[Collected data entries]
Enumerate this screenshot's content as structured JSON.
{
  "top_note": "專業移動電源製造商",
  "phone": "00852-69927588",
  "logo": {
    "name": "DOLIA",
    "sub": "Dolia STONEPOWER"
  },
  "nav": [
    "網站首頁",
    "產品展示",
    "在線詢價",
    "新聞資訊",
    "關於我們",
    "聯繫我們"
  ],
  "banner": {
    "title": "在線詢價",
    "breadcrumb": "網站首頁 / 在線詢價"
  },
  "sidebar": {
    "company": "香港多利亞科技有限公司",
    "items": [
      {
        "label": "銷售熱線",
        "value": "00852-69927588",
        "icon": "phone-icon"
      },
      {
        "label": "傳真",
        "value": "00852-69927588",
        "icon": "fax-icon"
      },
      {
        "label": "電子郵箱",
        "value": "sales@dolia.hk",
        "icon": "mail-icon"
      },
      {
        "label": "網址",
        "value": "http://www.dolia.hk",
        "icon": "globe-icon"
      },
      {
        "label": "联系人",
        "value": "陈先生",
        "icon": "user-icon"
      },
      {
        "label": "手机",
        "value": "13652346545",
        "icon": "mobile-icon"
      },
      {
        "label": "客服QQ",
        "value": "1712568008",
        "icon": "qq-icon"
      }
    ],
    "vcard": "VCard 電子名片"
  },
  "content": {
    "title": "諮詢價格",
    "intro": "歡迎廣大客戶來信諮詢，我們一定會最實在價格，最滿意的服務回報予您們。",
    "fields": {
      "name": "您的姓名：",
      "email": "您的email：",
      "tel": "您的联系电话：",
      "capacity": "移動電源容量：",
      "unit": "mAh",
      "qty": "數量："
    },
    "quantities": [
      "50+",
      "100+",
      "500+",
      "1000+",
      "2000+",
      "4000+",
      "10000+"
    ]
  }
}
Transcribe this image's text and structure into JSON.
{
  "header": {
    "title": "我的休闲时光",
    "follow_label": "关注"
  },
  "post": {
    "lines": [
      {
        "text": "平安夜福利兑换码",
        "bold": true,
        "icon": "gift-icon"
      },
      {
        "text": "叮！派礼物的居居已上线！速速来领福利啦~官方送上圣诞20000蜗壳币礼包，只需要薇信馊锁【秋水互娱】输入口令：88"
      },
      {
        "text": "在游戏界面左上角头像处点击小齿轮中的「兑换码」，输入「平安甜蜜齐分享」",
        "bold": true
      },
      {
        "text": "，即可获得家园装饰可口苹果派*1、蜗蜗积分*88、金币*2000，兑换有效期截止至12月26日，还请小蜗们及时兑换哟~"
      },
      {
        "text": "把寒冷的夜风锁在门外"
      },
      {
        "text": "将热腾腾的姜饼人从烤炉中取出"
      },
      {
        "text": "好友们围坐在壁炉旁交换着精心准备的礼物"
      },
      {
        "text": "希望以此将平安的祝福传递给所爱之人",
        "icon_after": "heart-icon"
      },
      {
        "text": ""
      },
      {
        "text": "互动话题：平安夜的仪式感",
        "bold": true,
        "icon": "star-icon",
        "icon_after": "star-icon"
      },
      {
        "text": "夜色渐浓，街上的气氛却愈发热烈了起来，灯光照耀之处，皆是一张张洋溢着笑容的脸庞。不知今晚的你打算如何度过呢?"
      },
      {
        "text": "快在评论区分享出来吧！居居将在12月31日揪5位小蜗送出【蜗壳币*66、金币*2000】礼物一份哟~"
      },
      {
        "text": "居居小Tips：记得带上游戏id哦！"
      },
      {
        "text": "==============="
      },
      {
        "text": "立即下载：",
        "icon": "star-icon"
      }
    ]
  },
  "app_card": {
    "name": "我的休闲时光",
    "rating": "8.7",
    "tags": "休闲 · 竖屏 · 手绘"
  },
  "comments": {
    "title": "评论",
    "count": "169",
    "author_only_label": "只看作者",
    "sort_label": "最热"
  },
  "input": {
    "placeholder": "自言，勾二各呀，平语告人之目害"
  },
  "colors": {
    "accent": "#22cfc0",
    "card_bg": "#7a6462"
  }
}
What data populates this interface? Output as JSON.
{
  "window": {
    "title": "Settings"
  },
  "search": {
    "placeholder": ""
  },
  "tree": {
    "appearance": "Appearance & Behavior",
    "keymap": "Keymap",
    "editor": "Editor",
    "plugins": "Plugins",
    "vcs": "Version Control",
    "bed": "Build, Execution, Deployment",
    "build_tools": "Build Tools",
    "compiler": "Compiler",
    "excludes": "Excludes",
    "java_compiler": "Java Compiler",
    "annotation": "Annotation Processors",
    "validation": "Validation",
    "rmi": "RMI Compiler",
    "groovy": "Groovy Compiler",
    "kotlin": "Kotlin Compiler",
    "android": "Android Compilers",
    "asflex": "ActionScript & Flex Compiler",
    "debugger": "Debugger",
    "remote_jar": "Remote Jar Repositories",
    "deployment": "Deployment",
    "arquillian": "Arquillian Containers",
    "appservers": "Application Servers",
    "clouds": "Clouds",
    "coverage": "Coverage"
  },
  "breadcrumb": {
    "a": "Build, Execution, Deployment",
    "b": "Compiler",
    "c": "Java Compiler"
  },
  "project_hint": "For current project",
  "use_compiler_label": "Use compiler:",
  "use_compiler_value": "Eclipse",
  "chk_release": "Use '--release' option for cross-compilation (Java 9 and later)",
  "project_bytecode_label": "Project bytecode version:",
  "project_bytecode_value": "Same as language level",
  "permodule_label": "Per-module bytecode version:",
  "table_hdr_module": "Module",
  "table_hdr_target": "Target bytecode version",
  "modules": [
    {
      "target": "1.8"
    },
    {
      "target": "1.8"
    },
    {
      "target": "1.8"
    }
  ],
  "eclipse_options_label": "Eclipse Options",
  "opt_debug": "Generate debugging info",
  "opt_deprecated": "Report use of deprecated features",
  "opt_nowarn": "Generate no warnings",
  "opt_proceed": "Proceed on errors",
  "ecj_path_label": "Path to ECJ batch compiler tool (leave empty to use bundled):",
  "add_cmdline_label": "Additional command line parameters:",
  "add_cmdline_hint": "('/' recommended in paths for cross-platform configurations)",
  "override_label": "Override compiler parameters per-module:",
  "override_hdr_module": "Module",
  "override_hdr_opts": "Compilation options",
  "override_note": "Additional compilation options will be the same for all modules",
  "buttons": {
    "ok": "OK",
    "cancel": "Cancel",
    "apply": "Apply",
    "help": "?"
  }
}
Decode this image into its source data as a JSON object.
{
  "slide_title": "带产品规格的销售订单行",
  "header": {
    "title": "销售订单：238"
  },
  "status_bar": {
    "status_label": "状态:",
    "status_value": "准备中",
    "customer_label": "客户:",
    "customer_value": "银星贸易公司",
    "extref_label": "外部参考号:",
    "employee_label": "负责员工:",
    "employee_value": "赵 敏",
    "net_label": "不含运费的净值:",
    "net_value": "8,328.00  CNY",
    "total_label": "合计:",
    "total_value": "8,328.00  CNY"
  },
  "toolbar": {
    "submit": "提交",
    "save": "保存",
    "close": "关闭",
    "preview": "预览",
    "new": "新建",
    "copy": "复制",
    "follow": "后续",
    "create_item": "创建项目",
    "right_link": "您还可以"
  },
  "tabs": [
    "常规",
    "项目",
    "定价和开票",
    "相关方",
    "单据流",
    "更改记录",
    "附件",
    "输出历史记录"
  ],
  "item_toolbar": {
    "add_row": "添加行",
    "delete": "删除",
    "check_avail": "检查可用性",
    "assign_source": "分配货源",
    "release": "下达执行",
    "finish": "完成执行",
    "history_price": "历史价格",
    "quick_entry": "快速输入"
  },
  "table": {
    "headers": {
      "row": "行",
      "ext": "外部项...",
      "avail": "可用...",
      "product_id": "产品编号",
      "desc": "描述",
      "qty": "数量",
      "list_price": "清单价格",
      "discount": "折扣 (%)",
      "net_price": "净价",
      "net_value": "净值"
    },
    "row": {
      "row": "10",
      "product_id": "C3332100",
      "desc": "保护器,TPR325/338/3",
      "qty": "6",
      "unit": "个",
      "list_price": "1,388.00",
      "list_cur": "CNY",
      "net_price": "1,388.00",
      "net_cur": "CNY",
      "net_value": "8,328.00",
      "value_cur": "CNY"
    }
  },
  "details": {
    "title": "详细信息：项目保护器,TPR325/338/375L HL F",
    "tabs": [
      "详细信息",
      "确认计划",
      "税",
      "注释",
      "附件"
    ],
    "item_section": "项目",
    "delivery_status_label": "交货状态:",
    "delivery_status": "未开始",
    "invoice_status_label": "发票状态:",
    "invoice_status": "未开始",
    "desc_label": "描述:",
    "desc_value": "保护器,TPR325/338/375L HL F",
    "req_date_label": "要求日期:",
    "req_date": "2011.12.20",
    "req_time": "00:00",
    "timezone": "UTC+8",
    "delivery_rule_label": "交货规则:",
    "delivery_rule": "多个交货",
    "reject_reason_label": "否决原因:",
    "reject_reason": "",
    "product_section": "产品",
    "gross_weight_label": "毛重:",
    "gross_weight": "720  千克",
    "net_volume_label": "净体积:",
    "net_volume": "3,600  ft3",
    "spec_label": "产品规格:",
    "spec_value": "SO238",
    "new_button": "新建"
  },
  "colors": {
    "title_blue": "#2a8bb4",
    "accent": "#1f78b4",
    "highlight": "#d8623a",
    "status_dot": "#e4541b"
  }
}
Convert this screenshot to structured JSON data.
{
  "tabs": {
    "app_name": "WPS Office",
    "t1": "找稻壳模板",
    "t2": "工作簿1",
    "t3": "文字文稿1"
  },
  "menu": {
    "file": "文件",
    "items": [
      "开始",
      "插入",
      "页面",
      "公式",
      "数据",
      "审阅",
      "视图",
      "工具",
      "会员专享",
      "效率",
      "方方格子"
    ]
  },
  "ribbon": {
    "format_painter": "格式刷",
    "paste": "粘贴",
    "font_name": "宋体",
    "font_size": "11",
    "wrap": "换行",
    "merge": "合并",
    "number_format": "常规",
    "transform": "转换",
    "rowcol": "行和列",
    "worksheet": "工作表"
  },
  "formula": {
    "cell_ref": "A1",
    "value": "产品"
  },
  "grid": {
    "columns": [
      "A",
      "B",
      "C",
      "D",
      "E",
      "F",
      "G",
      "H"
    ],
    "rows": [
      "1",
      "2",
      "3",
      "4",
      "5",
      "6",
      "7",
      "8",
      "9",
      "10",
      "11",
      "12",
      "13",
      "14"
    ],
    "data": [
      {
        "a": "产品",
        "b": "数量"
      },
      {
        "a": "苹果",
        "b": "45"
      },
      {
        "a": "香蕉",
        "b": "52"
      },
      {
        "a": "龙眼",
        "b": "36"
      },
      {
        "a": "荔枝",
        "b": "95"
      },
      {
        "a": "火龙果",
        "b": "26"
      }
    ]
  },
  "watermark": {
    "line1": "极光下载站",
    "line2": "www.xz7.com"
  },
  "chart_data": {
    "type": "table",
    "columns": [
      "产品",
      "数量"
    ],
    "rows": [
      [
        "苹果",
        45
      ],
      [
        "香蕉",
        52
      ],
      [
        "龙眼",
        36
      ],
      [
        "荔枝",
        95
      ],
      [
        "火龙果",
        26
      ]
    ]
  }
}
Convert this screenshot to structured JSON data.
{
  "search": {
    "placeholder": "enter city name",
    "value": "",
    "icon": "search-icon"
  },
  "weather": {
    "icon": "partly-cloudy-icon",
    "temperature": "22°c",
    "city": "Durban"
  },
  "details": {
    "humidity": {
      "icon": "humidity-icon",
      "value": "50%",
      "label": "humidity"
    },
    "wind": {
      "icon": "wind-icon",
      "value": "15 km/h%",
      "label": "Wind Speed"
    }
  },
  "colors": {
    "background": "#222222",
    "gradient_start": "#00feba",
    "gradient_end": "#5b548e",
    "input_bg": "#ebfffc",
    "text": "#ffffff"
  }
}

Problem description. Show the lines of the data that hold the word "into".

Task result.
Transcribe this image's text and structure into JSON.
Decode this image into its source data as a JSON object.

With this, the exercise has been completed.